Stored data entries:
___
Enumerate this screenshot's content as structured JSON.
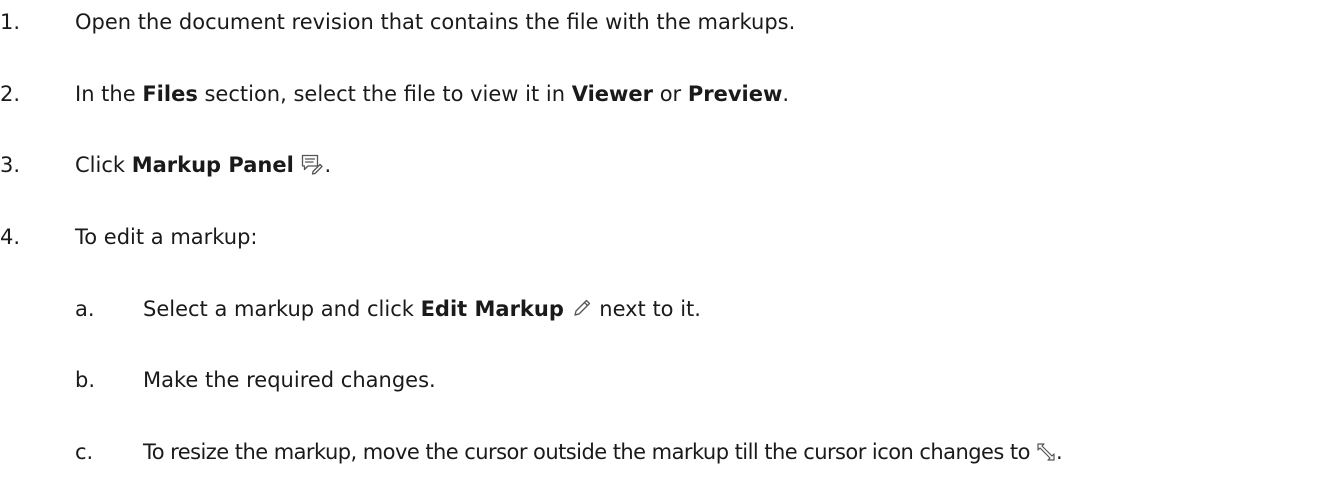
{
  "steps": [
    {
      "num": "1.",
      "text": "Open the document revision that contains the file with the markups."
    },
    {
      "num": "2.",
      "t1": "In the ",
      "b1": "Files",
      "t2": " section, select the file to view it in ",
      "b2": "Viewer",
      "t3": " or ",
      "b3": "Preview",
      "t4": "."
    },
    {
      "num": "3.",
      "t1": "Click ",
      "b1": "Markup Panel",
      "icon": "markup-panel-icon",
      "t2": "."
    },
    {
      "num": "4.",
      "text": "To edit a markup:",
      "substeps": [
        {
          "num": "a.",
          "t1": "Select a markup and click ",
          "b1": "Edit Markup",
          "icon": "edit-markup-pencil-icon",
          "t2": " next to it."
        },
        {
          "num": "b.",
          "text": "Make the required changes."
        },
        {
          "num": "c.",
          "t1": "To resize the markup, move the cursor outside the markup till the cursor icon changes to ",
          "icon": "resize-cursor-icon",
          "t2": "."
        }
      ]
    }
  ],
  "colors": {
    "text": "#1a1a1a",
    "icon": "#555555"
  }
}
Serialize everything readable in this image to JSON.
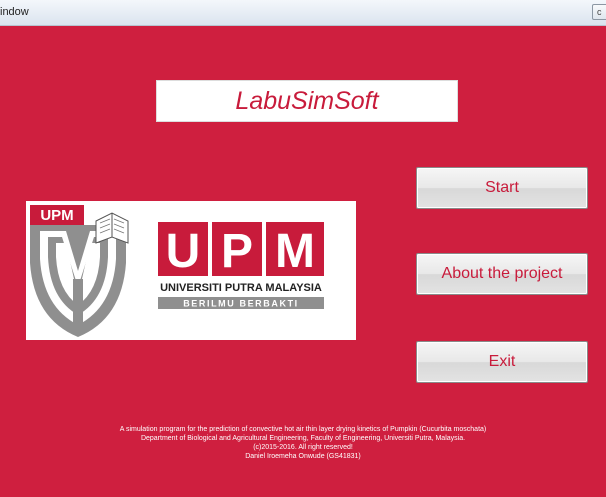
{
  "window": {
    "title": "indow",
    "control_glyph": "c"
  },
  "app": {
    "title": "LabuSimSoft"
  },
  "logo": {
    "badge_text": "UPM",
    "letters": [
      "U",
      "P",
      "M"
    ],
    "university_name": "UNIVERSITI PUTRA MALAYSIA",
    "motto": "BERILMU BERBAKTI"
  },
  "buttons": {
    "start": "Start",
    "about": "About the project",
    "exit": "Exit"
  },
  "footer": {
    "line1": "A simulation program for the prediction of  convective hot air thin layer drying kinetics of Pumpkin (Cucurbita moschata)",
    "line2": "Department of Biological and Agricultural Engineering, Faculty of Engineering, Universiti Putra, Malaysia.",
    "line3": "(c)2015-2016. All right reserved!",
    "line4": "Daniel Iroemeha Onwude (GS41831)"
  },
  "colors": {
    "background": "#cf1f3f",
    "accent_text": "#c81b3b",
    "logo_red": "#c81b3b",
    "logo_gray": "#8f8f8f"
  }
}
___
## EXERCISE
Using the listing above, copy exactly the lines from the one that contains "Serialize everything readable" through its last line, both included, but not the pictures.

## EXERCISE SOLUTION
Serialize everything readable in this image to JSON.
{
  "window": {
    "title": "indow",
    "control_glyph": "c"
  },
  "app": {
    "title": "LabuSimSoft"
  },
  "logo": {
    "badge_text": "UPM",
    "letters": [
      "U",
      "P",
      "M"
    ],
    "university_name": "UNIVERSITI PUTRA MALAYSIA",
    "motto": "BERILMU BERBAKTI"
  },
  "buttons": {
    "start": "Start",
    "about": "About the project",
    "exit": "Exit"
  },
  "footer": {
    "line1": "A simulation program for the prediction of  convective hot air thin layer drying kinetics of Pumpkin (Cucurbita moschata)",
    "line2": "Department of Biological and Agricultural Engineering, Faculty of Engineering, Universiti Putra, Malaysia.",
    "line3": "(c)2015-2016. All right reserved!",
    "line4": "Daniel Iroemeha Onwude (GS41831)"
  },
  "colors": {
    "background": "#cf1f3f",
    "accent_text": "#c81b3b",
    "logo_red": "#c81b3b",
    "logo_gray": "#8f8f8f"
  }
}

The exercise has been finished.